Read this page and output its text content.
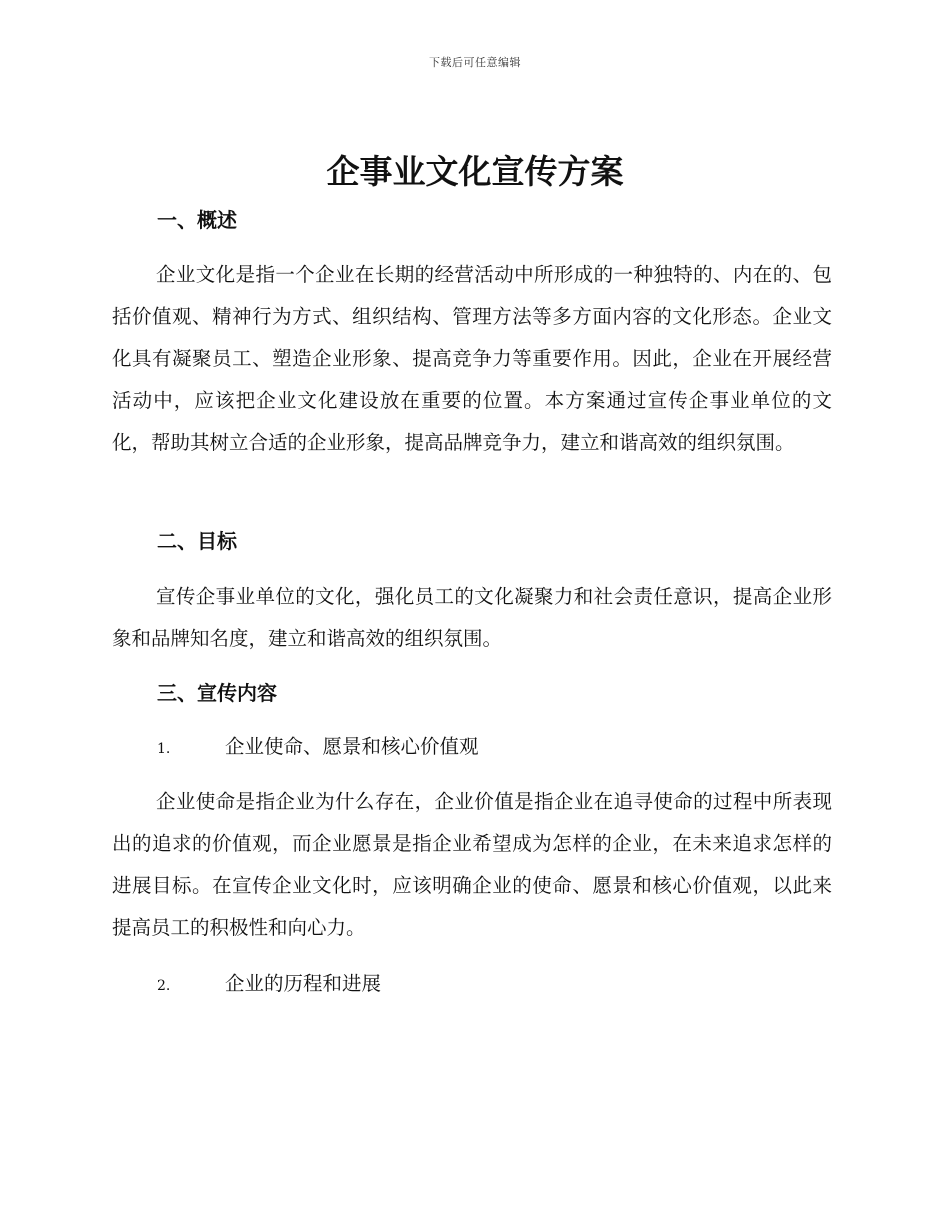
下载后可任意编辑
企事业文化宣传方案
一、概述

企业文化是指一个企业在长期的经营活动中所形成的一种独特的、内在的、包括价值观、精神行为方式、组织结构、管理方法等多方面内容的文化形态。企业文化具有凝聚员工、塑造企业形象、提高竞争力等重要作用。因此，企业在开展经营活动中，应该把企业文化建设放在重要的位置。本方案通过宣传企事业单位的文化，帮助其树立合适的企业形象，提高品牌竞争力，建立和谐高效的组织氛围。

二、目标

宣传企事业单位的文化，强化员工的文化凝聚力和社会责任意识，提高企业形象和品牌知名度，建立和谐高效的组织氛围。

三、宣传内容
1.	企业使命、愿景和核心价值观

企业使命是指企业为什么存在，企业价值是指企业在追寻使命的过程中所表现出的追求的价值观，而企业愿景是指企业希望成为怎样的企业，在未来追求怎样的进展目标。在宣传企业文化时，应该明确企业的使命、愿景和核心价值观，以此来提高员工的积极性和向心力。

2.	企业的历程和进展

################

Return the listing above word for word, with the pictures removed.

Read this page and output its text content.
下载后可任意编辑
企事业文化宣传方案
一、概述

企业文化是指一个企业在长期的经营活动中所形成的一种独特的、内在的、包括价值观、精神行为方式、组织结构、管理方法等多方面内容的文化形态。企业文化具有凝聚员工、塑造企业形象、提高竞争力等重要作用。因此，企业在开展经营活动中，应该把企业文化建设放在重要的位置。本方案通过宣传企事业单位的文化，帮助其树立合适的企业形象，提高品牌竞争力，建立和谐高效的组织氛围。

二、目标

宣传企事业单位的文化，强化员工的文化凝聚力和社会责任意识，提高企业形象和品牌知名度，建立和谐高效的组织氛围。

三、宣传内容
1.	企业使命、愿景和核心价值观

企业使命是指企业为什么存在，企业价值是指企业在追寻使命的过程中所表现出的追求的价值观，而企业愿景是指企业希望成为怎样的企业，在未来追求怎样的进展目标。在宣传企业文化时，应该明确企业的使命、愿景和核心价值观，以此来提高员工的积极性和向心力。

2.	企业的历程和进展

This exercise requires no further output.